- [Information supplied]

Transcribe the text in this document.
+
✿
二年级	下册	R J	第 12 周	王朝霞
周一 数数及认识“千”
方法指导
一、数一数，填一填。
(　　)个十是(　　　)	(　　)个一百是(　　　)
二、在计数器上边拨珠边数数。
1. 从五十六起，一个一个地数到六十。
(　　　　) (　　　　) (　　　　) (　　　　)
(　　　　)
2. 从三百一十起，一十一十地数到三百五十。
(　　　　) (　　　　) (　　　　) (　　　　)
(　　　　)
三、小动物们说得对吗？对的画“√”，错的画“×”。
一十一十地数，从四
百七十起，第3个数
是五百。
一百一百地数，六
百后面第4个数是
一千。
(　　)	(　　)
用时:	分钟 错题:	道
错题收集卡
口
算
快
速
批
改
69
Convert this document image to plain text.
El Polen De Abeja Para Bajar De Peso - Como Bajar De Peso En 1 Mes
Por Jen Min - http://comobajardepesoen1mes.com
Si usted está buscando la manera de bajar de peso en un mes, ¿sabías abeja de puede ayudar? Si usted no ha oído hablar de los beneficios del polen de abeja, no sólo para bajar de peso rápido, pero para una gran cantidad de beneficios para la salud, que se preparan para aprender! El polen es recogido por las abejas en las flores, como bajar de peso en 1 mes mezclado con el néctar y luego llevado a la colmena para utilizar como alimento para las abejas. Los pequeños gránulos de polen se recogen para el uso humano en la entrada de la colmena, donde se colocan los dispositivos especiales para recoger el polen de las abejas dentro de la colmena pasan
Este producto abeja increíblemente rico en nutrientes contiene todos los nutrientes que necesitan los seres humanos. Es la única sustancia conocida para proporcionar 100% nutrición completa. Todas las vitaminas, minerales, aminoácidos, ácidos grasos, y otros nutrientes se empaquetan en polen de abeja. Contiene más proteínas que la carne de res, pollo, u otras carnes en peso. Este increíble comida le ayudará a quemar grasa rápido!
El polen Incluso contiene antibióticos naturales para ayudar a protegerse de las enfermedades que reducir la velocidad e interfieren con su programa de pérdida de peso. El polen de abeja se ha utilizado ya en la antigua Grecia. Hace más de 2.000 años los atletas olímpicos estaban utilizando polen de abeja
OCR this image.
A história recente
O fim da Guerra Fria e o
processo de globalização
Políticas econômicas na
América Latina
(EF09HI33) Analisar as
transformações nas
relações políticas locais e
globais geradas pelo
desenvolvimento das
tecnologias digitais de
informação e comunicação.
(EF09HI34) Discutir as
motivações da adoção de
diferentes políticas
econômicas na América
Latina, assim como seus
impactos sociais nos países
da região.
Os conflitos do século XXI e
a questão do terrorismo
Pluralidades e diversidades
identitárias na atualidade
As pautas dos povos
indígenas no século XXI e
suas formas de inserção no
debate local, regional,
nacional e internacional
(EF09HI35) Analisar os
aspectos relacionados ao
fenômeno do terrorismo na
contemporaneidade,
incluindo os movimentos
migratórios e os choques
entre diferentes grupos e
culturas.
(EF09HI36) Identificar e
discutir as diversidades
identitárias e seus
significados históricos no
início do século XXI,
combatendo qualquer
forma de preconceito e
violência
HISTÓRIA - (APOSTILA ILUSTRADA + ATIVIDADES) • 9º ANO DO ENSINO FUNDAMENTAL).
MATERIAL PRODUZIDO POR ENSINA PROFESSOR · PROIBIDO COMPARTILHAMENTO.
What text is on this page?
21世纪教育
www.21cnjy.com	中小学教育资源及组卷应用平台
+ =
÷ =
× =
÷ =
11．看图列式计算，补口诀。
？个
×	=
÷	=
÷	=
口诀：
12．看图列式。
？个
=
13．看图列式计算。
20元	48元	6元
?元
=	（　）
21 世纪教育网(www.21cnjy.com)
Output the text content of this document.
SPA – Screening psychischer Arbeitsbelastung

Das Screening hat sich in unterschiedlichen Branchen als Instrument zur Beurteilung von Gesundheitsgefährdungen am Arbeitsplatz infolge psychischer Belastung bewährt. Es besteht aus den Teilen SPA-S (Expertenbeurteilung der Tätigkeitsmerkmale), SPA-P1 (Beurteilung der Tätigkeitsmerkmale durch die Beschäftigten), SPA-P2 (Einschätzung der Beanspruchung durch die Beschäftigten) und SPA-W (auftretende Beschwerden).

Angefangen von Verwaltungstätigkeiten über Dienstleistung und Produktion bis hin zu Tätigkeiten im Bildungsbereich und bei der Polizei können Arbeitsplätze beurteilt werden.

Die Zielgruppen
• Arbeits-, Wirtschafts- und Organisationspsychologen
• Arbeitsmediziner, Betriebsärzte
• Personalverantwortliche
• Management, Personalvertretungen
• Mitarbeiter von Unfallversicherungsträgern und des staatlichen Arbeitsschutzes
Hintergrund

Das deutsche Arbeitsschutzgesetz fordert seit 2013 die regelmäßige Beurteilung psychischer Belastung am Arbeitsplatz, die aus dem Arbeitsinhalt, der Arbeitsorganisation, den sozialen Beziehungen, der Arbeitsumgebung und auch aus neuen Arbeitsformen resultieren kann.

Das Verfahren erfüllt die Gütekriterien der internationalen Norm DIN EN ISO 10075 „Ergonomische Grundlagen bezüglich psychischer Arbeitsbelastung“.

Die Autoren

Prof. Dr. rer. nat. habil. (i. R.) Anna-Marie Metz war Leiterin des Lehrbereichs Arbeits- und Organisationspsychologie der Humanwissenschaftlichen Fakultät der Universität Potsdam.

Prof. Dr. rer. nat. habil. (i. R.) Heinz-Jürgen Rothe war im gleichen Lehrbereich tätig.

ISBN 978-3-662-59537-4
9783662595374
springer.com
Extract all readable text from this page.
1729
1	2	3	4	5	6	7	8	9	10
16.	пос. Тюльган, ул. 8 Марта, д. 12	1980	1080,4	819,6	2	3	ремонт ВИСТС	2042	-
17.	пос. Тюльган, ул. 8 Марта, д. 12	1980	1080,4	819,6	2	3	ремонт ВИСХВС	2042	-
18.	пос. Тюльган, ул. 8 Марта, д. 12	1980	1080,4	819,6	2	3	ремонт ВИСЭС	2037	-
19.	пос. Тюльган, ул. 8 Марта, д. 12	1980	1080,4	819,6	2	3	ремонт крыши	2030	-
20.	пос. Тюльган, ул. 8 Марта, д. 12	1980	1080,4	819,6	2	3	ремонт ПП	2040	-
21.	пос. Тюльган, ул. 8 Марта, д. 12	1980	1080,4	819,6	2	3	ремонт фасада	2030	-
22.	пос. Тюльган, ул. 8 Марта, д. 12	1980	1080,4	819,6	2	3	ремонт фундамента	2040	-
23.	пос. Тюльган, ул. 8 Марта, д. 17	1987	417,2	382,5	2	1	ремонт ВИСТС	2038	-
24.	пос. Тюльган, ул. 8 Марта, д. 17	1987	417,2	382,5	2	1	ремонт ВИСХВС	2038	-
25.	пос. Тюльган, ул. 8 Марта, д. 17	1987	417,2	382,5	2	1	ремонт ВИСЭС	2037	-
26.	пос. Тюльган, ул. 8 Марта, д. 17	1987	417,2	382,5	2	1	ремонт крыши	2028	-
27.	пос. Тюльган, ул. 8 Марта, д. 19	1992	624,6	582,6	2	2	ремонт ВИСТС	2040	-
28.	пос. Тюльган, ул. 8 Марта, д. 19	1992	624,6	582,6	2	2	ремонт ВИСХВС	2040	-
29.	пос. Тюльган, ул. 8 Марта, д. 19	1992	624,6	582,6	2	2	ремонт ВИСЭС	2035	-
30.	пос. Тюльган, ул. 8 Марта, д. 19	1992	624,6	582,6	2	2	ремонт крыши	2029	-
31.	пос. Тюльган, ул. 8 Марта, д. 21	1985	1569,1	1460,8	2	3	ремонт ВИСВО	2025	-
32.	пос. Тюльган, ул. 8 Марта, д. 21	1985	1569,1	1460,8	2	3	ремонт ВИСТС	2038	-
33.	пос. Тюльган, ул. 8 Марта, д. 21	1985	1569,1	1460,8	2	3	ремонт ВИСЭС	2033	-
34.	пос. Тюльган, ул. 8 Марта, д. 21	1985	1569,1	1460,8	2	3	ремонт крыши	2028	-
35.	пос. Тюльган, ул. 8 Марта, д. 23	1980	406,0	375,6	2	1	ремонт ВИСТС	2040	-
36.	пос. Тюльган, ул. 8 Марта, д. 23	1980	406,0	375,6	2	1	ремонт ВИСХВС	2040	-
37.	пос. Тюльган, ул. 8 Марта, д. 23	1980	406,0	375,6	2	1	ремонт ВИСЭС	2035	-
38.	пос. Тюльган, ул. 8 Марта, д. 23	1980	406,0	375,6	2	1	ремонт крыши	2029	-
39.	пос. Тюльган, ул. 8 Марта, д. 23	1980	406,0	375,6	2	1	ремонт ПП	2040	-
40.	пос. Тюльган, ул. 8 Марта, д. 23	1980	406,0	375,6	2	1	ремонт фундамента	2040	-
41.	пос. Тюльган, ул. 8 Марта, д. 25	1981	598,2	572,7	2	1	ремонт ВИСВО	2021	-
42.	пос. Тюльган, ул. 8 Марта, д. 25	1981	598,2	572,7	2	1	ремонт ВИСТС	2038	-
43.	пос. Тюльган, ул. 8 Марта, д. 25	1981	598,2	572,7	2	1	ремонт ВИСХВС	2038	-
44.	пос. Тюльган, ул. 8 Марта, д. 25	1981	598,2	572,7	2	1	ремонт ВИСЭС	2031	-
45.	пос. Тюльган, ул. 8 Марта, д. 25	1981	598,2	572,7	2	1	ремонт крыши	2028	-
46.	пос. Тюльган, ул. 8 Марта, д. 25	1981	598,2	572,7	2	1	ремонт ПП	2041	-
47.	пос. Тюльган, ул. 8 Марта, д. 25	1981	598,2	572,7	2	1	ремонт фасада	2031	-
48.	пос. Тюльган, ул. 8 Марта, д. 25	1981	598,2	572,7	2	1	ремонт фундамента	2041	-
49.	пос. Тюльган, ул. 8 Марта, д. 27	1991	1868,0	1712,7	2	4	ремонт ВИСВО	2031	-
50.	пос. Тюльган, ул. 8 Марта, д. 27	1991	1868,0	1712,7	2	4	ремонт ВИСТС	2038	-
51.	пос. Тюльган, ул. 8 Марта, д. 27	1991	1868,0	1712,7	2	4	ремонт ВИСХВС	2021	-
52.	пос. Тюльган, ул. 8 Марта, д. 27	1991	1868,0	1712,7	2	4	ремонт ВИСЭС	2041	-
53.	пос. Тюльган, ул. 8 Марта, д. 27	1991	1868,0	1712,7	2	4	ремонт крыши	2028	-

- [Work to complete]
Determine how many lines include the word "século" and report that number by itself.

- [Output for this exercise]
3